# [TASK DETAILS]
All of the data that follows should be retyped exactly, please, except the pictures.

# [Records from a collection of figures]
■ ■ ■ ■ ■

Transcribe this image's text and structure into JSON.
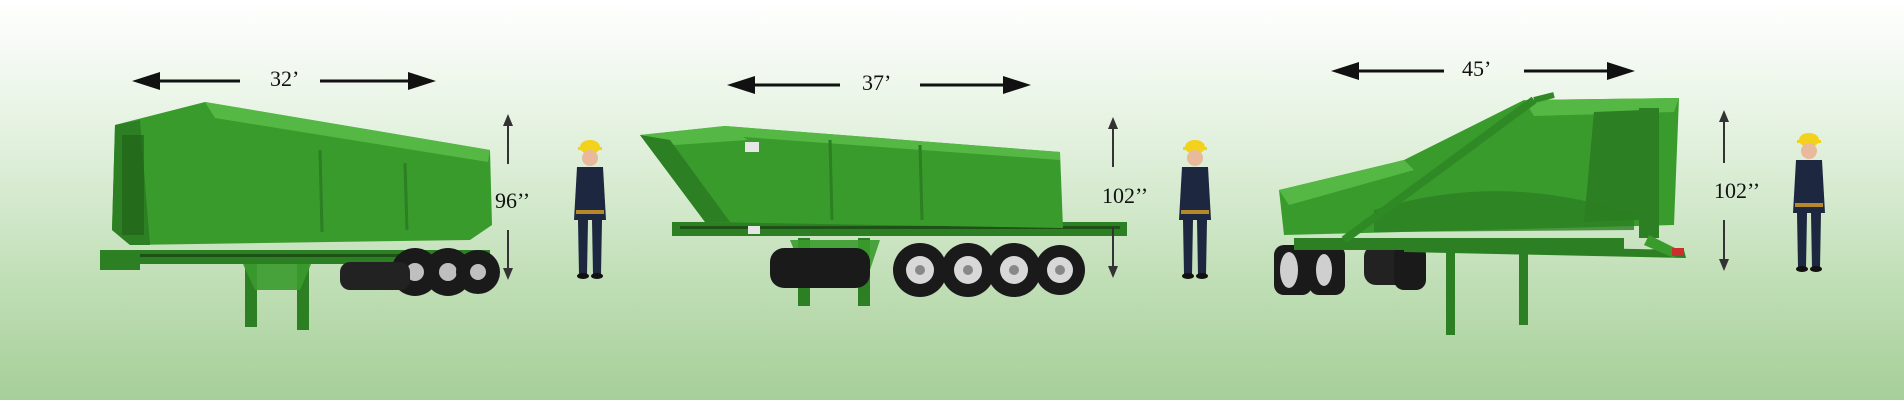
{
  "trailers": [
    {
      "length_label": "32’",
      "height_label": "96’’",
      "body_color": "#3a9b2d",
      "shade_color": "#2c7f22",
      "light_color": "#55b845"
    },
    {
      "length_label": "37’",
      "height_label": "102’’",
      "body_color": "#3a9b2d",
      "shade_color": "#2c7f22",
      "light_color": "#55b845"
    },
    {
      "length_label": "45’",
      "height_label": "102’’",
      "body_color": "#3a9b2d",
      "shade_color": "#2c7f22",
      "light_color": "#55b845"
    }
  ],
  "icons": {
    "person": "worker-with-hard-hat-icon",
    "length_arrow": "double-arrow-horizontal-icon",
    "height_arrow": "double-arrow-vertical-icon"
  },
  "colors": {
    "hard_hat": "#f2d21a",
    "coverall": "#1d2740"
  }
}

■ ■ ■ ■ ■

# [TASK RESPONSE]
Transcribe this image's text and structure into JSON.
{
  "trailers": [
    {
      "length_label": "32’",
      "height_label": "96’’",
      "body_color": "#3a9b2d",
      "shade_color": "#2c7f22",
      "light_color": "#55b845"
    },
    {
      "length_label": "37’",
      "height_label": "102’’",
      "body_color": "#3a9b2d",
      "shade_color": "#2c7f22",
      "light_color": "#55b845"
    },
    {
      "length_label": "45’",
      "height_label": "102’’",
      "body_color": "#3a9b2d",
      "shade_color": "#2c7f22",
      "light_color": "#55b845"
    }
  ],
  "icons": {
    "person": "worker-with-hard-hat-icon",
    "length_arrow": "double-arrow-horizontal-icon",
    "height_arrow": "double-arrow-vertical-icon"
  },
  "colors": {
    "hard_hat": "#f2d21a",
    "coverall": "#1d2740"
  }
}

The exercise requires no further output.